## What the task requires
Give the listing again character for character, but drop the images.

▬▬▬▬▬▬

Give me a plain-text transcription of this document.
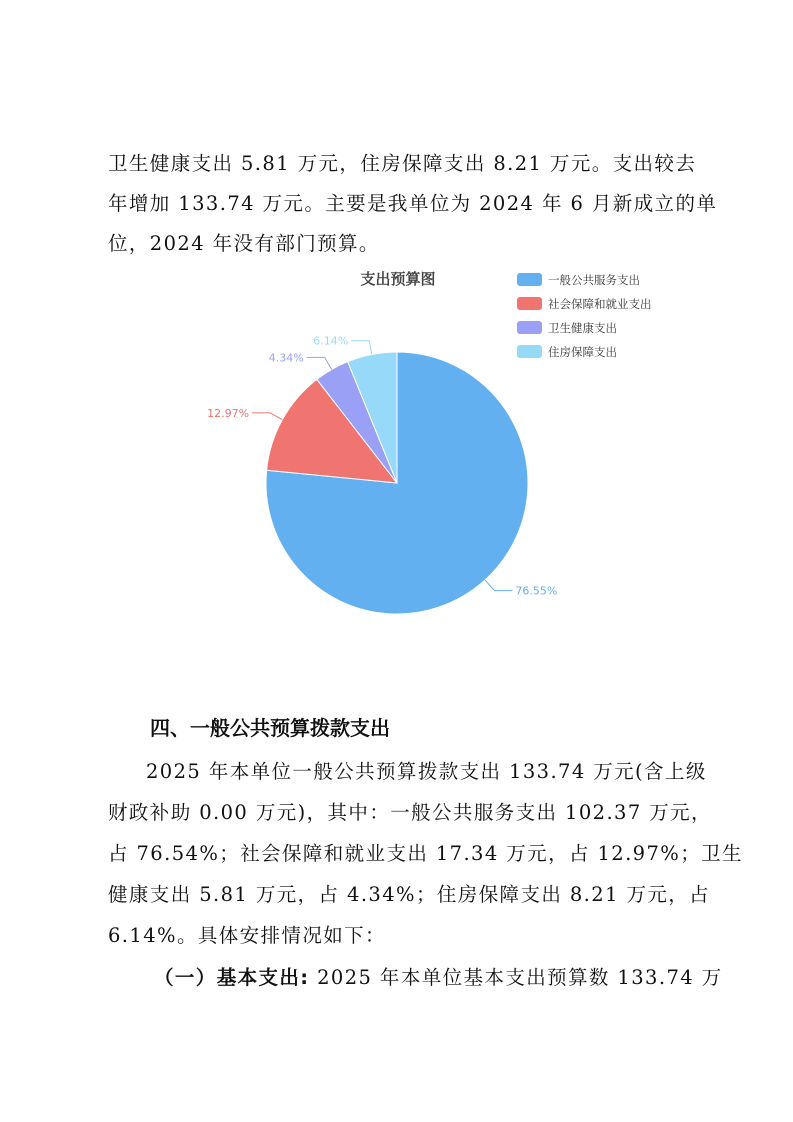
卫生健康支出 5.81 万元，住房保障支出 8.21 万元。支出较去
年增加 133.74 万元。主要是我单位为 2024 年 6 月新成立的单
位，2024 年没有部门预算。
支出预算图
76.55%
12.97%
4.34%
6.14%
一般公共服务支出
社会保障和就业支出
卫生健康支出
住房保障支出
四、一般公共预算拨款支出
2025 年本单位一般公共预算拨款支出 133.74 万元(含上级
财政补助 0.00 万元)，其中：一般公共服务支出 102.37 万元，
占 76.54%；社会保障和就业支出 17.34 万元，占 12.97%；卫生
健康支出 5.81 万元，占 4.34%；住房保障支出 8.21 万元，占
6.14%。具体安排情况如下：
（一）基本支出: 2025 年本单位基本支出预算数 133.74 万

▬▬▬▬▬▬

## Result of the task
Give me a plain-text transcription of this document.
卫生健康支出 5.81 万元，住房保障支出 8.21 万元。支出较去
年增加 133.74 万元。主要是我单位为 2024 年 6 月新成立的单
位，2024 年没有部门预算。
支出预算图
76.55%
12.97%
4.34%
6.14%
一般公共服务支出
社会保障和就业支出
卫生健康支出
住房保障支出
四、一般公共预算拨款支出
2025 年本单位一般公共预算拨款支出 133.74 万元(含上级
财政补助 0.00 万元)，其中：一般公共服务支出 102.37 万元，
占 76.54%；社会保障和就业支出 17.34 万元，占 12.97%；卫生
健康支出 5.81 万元，占 4.34%；住房保障支出 8.21 万元，占
6.14%。具体安排情况如下：
（一）基本支出: 2025 年本单位基本支出预算数 133.74 万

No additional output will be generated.